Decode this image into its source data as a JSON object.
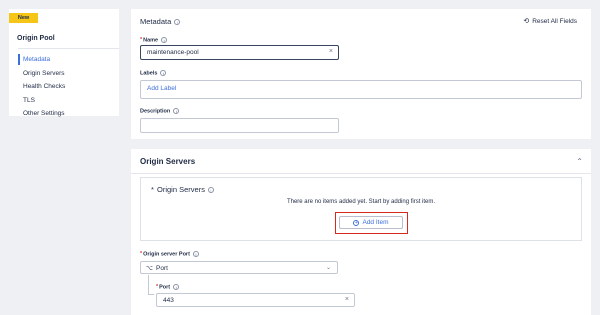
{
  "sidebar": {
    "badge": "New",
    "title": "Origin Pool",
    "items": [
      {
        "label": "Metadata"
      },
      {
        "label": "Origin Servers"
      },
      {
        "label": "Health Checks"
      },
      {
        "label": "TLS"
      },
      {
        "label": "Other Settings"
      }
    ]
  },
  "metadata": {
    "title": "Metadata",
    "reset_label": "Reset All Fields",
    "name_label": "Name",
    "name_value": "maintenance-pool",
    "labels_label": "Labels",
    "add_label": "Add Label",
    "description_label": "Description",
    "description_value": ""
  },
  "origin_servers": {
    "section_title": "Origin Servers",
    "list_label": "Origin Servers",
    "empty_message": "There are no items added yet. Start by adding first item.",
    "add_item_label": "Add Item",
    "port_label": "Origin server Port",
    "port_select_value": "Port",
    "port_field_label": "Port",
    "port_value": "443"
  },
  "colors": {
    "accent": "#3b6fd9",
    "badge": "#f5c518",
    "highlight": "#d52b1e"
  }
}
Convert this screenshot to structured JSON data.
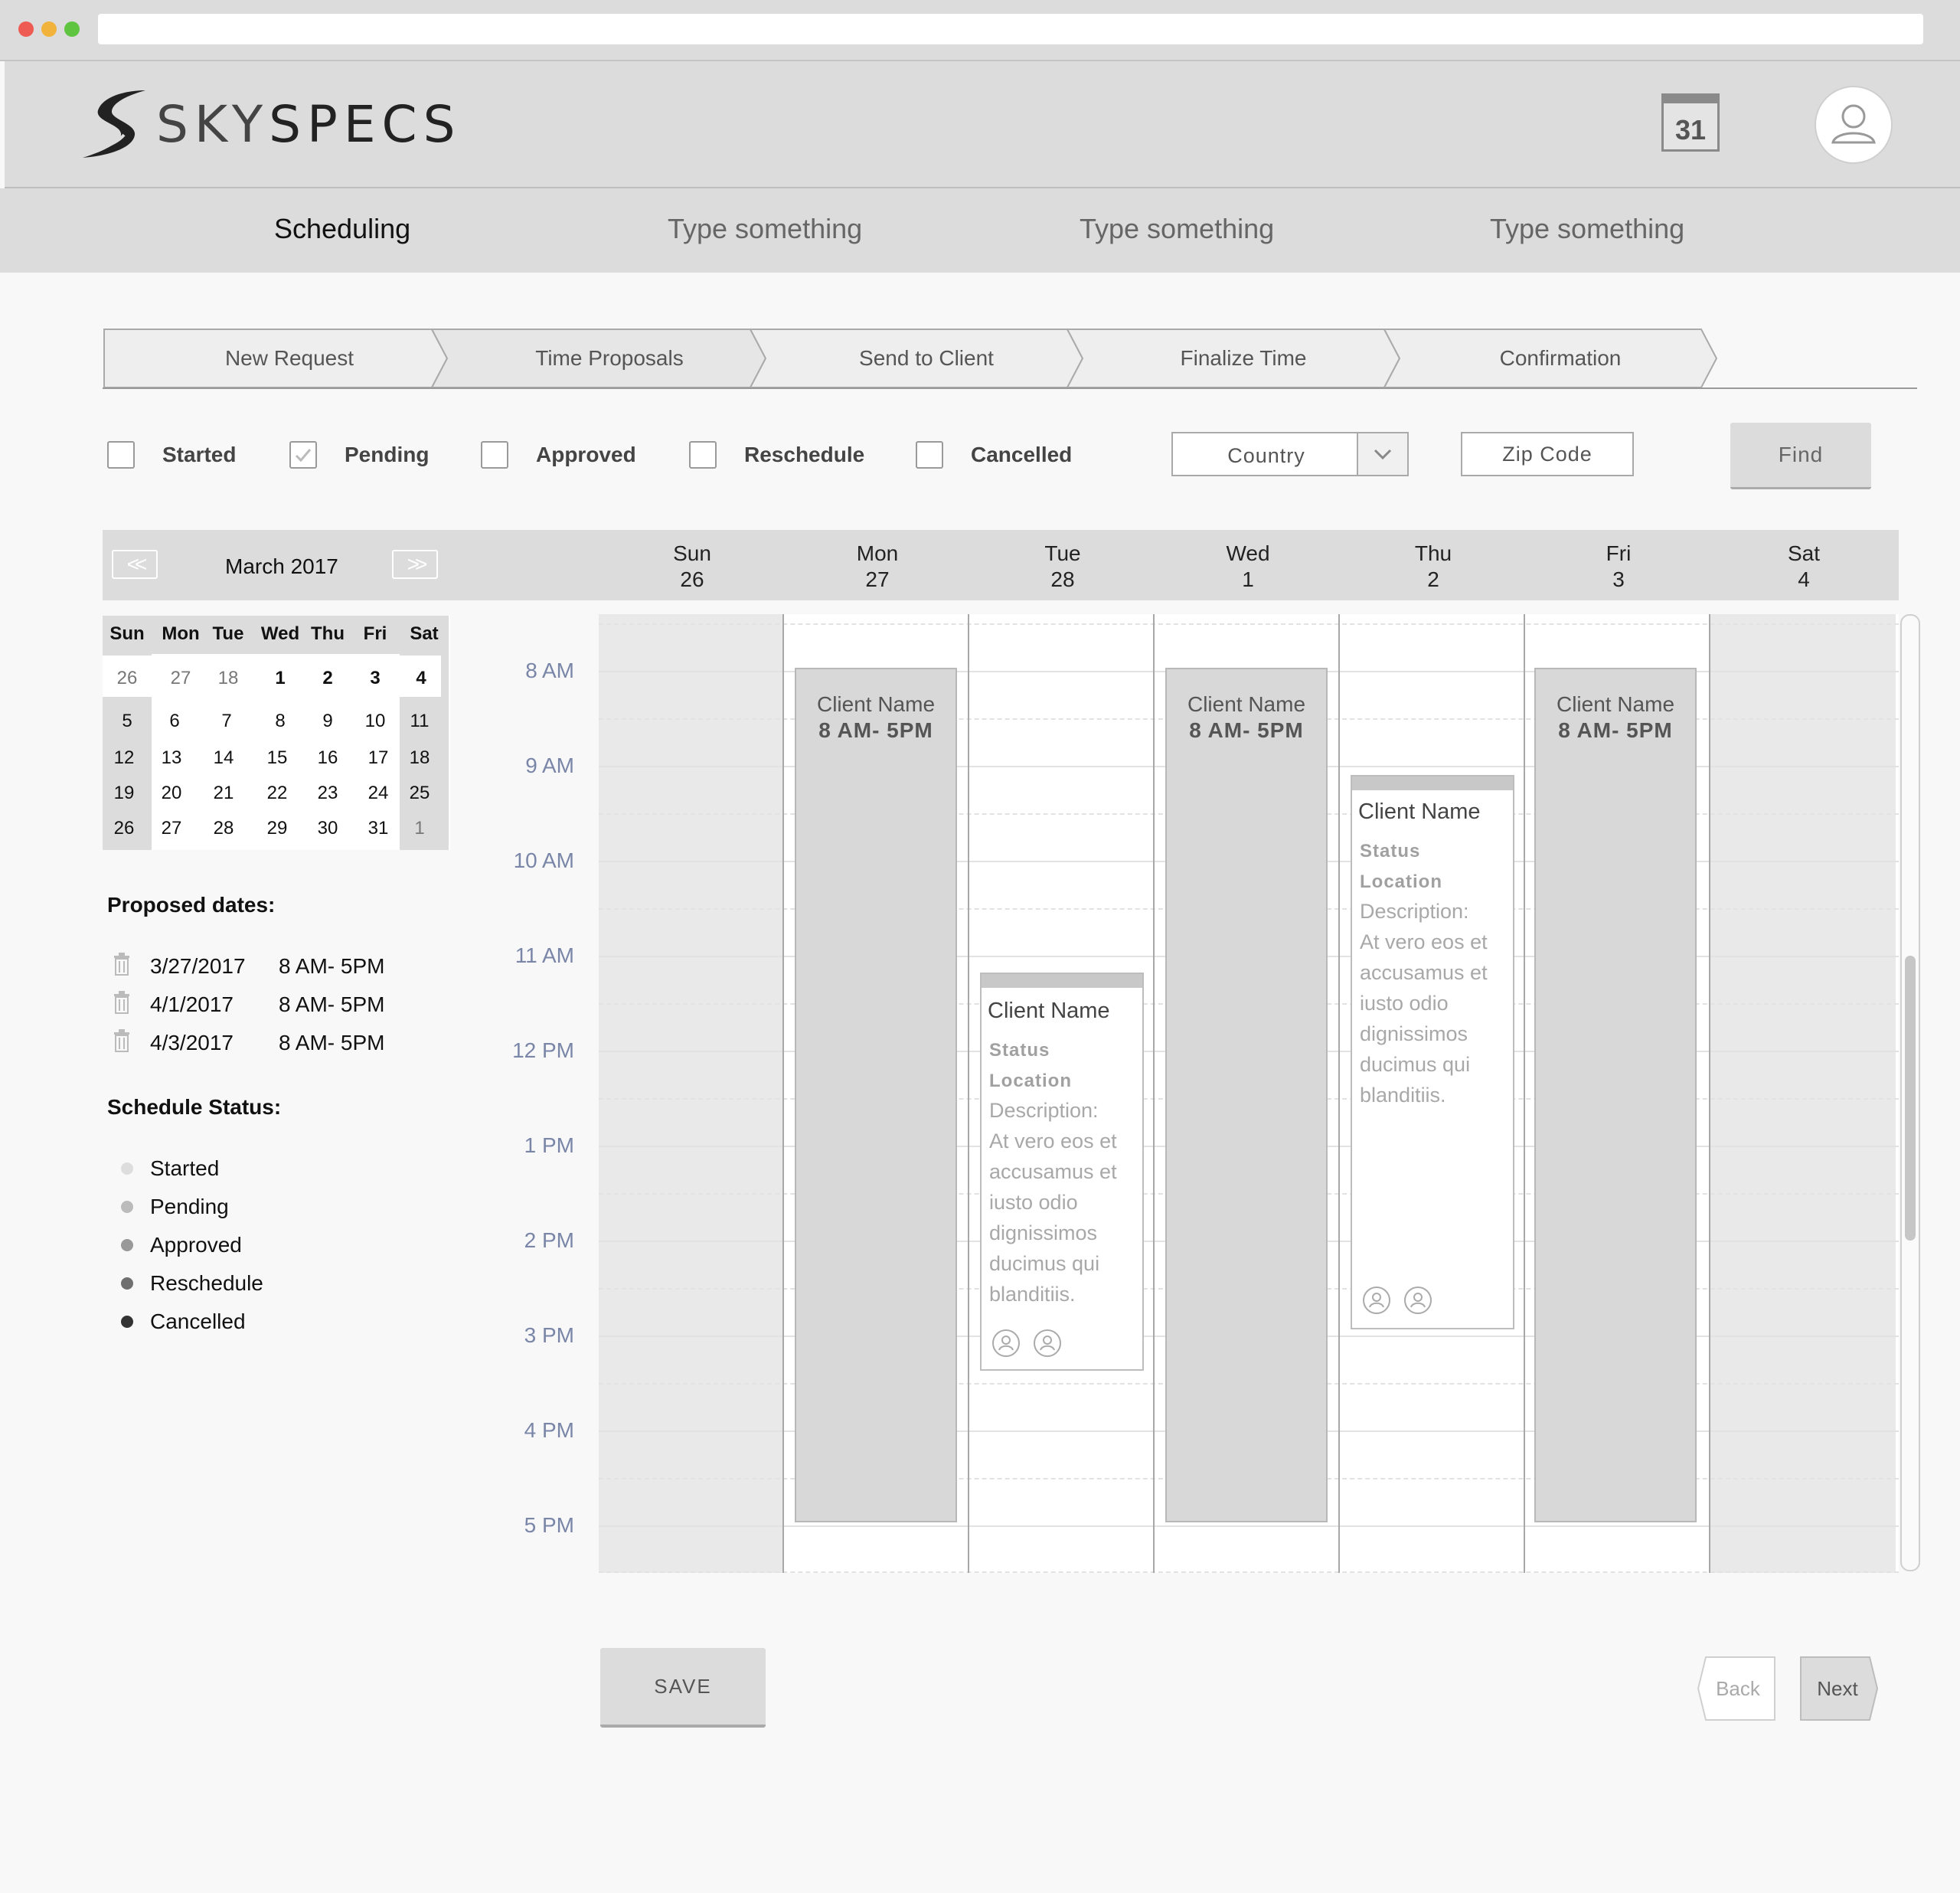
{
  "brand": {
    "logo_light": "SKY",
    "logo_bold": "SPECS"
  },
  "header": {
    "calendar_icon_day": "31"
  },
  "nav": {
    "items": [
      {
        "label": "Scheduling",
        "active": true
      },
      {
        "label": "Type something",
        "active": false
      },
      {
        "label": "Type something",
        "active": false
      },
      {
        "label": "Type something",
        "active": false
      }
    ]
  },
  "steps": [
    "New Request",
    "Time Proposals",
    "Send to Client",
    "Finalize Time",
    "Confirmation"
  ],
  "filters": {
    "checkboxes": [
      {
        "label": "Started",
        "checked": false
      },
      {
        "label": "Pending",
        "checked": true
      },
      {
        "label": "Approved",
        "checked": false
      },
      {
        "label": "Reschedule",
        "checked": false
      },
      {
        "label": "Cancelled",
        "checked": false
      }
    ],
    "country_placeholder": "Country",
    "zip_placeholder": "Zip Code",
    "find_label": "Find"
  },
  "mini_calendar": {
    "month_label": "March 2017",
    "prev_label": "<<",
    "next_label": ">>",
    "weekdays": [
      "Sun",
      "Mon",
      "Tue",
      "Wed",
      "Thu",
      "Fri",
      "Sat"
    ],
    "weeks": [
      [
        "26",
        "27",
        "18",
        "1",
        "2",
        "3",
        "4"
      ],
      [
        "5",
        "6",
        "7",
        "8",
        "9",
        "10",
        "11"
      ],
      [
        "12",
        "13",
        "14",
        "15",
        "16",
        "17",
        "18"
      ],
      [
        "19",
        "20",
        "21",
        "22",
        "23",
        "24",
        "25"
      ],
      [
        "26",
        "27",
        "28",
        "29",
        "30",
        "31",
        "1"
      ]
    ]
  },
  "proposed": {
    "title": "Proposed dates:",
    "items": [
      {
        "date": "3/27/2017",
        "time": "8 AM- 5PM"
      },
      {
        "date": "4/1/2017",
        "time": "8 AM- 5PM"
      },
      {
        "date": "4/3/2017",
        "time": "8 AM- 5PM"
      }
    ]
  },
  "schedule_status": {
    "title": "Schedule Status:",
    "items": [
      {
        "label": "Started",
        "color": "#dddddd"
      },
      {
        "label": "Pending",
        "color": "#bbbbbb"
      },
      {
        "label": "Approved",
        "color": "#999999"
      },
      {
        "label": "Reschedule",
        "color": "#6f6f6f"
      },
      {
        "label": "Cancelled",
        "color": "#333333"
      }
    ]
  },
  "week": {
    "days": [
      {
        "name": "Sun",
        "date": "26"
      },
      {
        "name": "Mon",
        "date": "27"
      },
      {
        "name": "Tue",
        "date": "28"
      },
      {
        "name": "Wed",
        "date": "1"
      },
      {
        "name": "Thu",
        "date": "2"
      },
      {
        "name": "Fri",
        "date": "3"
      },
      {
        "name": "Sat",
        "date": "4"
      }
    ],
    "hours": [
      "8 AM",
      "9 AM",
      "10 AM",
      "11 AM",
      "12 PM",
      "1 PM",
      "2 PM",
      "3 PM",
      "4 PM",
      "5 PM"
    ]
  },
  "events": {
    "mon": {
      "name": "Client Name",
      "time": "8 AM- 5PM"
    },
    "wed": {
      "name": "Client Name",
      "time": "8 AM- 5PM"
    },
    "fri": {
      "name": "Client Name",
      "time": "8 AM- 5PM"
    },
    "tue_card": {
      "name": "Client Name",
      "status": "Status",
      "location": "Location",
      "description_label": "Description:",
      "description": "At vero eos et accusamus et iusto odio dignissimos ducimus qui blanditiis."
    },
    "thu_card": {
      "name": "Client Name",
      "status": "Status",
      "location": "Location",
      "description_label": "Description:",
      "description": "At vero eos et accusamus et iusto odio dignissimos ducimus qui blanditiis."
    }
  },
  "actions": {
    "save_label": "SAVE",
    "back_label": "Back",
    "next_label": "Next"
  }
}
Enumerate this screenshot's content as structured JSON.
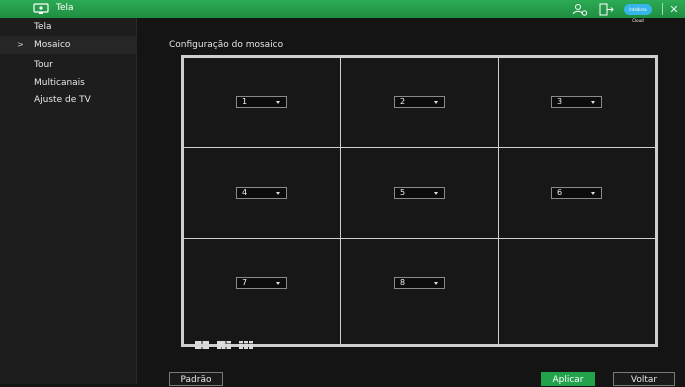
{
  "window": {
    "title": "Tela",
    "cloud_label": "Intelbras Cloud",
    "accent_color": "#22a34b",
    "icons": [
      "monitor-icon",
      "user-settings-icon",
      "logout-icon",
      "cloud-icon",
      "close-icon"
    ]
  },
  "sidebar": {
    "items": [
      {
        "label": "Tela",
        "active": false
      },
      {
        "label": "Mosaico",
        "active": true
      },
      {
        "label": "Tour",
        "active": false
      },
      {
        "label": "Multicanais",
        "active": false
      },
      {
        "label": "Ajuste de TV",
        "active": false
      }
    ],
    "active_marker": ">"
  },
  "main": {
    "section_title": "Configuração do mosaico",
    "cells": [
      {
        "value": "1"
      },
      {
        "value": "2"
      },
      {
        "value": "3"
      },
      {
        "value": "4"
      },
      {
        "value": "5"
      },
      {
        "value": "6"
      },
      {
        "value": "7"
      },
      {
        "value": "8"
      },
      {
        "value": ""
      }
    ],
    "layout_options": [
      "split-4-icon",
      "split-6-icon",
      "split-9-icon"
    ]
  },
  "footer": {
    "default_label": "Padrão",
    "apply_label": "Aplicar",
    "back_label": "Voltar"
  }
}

┄┄┄┄┄┄┄┄┄┄

> [Requirements]: Above are records to transcribe exactly; leave their pictures out.

> [Task answer]:
Decode this image into its source data as a JSON object.
{
  "sidebar": {
    "badge": "New",
    "title": "Origin Pool",
    "items": [
      {
        "label": "Metadata"
      },
      {
        "label": "Origin Servers"
      },
      {
        "label": "Health Checks"
      },
      {
        "label": "TLS"
      },
      {
        "label": "Other Settings"
      }
    ]
  },
  "metadata": {
    "title": "Metadata",
    "reset_label": "Reset All Fields",
    "name_label": "Name",
    "name_value": "maintenance-pool",
    "labels_label": "Labels",
    "add_label": "Add Label",
    "description_label": "Description",
    "description_value": ""
  },
  "origin_servers": {
    "section_title": "Origin Servers",
    "list_label": "Origin Servers",
    "empty_message": "There are no items added yet. Start by adding first item.",
    "add_item_label": "Add Item",
    "port_label": "Origin server Port",
    "port_select_value": "Port",
    "port_field_label": "Port",
    "port_value": "443"
  },
  "colors": {
    "accent": "#3b6fd9",
    "badge": "#f5c518",
    "highlight": "#d52b1e"
  }
}
Convert this screenshot to structured JSON data.
{
  "brand": {
    "logo_light": "SKY",
    "logo_bold": "SPECS"
  },
  "header": {
    "calendar_icon_day": "31"
  },
  "nav": {
    "items": [
      {
        "label": "Scheduling",
        "active": true
      },
      {
        "label": "Type something",
        "active": false
      },
      {
        "label": "Type something",
        "active": false
      },
      {
        "label": "Type something",
        "active": false
      }
    ]
  },
  "steps": [
    "New Request",
    "Time Proposals",
    "Send to Client",
    "Finalize Time",
    "Confirmation"
  ],
  "filters": {
    "checkboxes": [
      {
        "label": "Started",
        "checked": false
      },
      {
        "label": "Pending",
        "checked": true
      },
      {
        "label": "Approved",
        "checked": false
      },
      {
        "label": "Reschedule",
        "checked": false
      },
      {
        "label": "Cancelled",
        "checked": false
      }
    ],
    "country_placeholder": "Country",
    "zip_placeholder": "Zip Code",
    "find_label": "Find"
  },
  "mini_calendar": {
    "month_label": "March 2017",
    "prev_label": "<<",
    "next_label": ">>",
    "weekdays": [
      "Sun",
      "Mon",
      "Tue",
      "Wed",
      "Thu",
      "Fri",
      "Sat"
    ],
    "weeks": [
      [
        "26",
        "27",
        "18",
        "1",
        "2",
        "3",
        "4"
      ],
      [
        "5",
        "6",
        "7",
        "8",
        "9",
        "10",
        "11"
      ],
      [
        "12",
        "13",
        "14",
        "15",
        "16",
        "17",
        "18"
      ],
      [
        "19",
        "20",
        "21",
        "22",
        "23",
        "24",
        "25"
      ],
      [
        "26",
        "27",
        "28",
        "29",
        "30",
        "31",
        "1"
      ]
    ]
  },
  "proposed": {
    "title": "Proposed dates:",
    "items": [
      {
        "date": "3/27/2017",
        "time": "8 AM- 5PM"
      },
      {
        "date": "4/1/2017",
        "time": "8 AM- 5PM"
      },
      {
        "date": "4/3/2017",
        "time": "8 AM- 5PM"
      }
    ]
  },
  "schedule_status": {
    "title": "Schedule Status:",
    "items": [
      {
        "label": "Started",
        "color": "#dddddd"
      },
      {
        "label": "Pending",
        "color": "#bbbbbb"
      },
      {
        "label": "Approved",
        "color": "#999999"
      },
      {
        "label": "Reschedule",
        "color": "#6f6f6f"
      },
      {
        "label": "Cancelled",
        "color": "#333333"
      }
    ]
  },
  "week": {
    "days": [
      {
        "name": "Sun",
        "date": "26"
      },
      {
        "name": "Mon",
        "date": "27"
      },
      {
        "name": "Tue",
        "date": "28"
      },
      {
        "name": "Wed",
        "date": "1"
      },
      {
        "name": "Thu",
        "date": "2"
      },
      {
        "name": "Fri",
        "date": "3"
      },
      {
        "name": "Sat",
        "date": "4"
      }
    ],
    "hours": [
      "8 AM",
      "9 AM",
      "10 AM",
      "11 AM",
      "12 PM",
      "1 PM",
      "2 PM",
      "3 PM",
      "4 PM",
      "5 PM"
    ]
  },
  "events": {
    "mon": {
      "name": "Client Name",
      "time": "8 AM- 5PM"
    },
    "wed": {
      "name": "Client Name",
      "time": "8 AM- 5PM"
    },
    "fri": {
      "name": "Client Name",
      "time": "8 AM- 5PM"
    },
    "tue_card": {
      "name": "Client Name",
      "status": "Status",
      "location": "Location",
      "description_label": "Description:",
      "description": "At vero eos et accusamus et iusto odio dignissimos ducimus qui blanditiis."
    },
    "thu_card": {
      "name": "Client Name",
      "status": "Status",
      "location": "Location",
      "description_label": "Description:",
      "description": "At vero eos et accusamus et iusto odio dignissimos ducimus qui blanditiis."
    }
  },
  "actions": {
    "save_label": "SAVE",
    "back_label": "Back",
    "next_label": "Next"
  }
}
Enumerate this screenshot's content as structured JSON.
{
  "window": {
    "title": "Tela",
    "cloud_label": "Intelbras Cloud",
    "accent_color": "#22a34b",
    "icons": [
      "monitor-icon",
      "user-settings-icon",
      "logout-icon",
      "cloud-icon",
      "close-icon"
    ]
  },
  "sidebar": {
    "items": [
      {
        "label": "Tela",
        "active": false
      },
      {
        "label": "Mosaico",
        "active": true
      },
      {
        "label": "Tour",
        "active": false
      },
      {
        "label": "Multicanais",
        "active": false
      },
      {
        "label": "Ajuste de TV",
        "active": false
      }
    ],
    "active_marker": ">"
  },
  "main": {
    "section_title": "Configuração do mosaico",
    "cells": [
      {
        "value": "1"
      },
      {
        "value": "2"
      },
      {
        "value": "3"
      },
      {
        "value": "4"
      },
      {
        "value": "5"
      },
      {
        "value": "6"
      },
      {
        "value": "7"
      },
      {
        "value": "8"
      },
      {
        "value": ""
      }
    ],
    "layout_options": [
      "split-4-icon",
      "split-6-icon",
      "split-9-icon"
    ]
  },
  "footer": {
    "default_label": "Padrão",
    "apply_label": "Aplicar",
    "back_label": "Voltar"
  }
}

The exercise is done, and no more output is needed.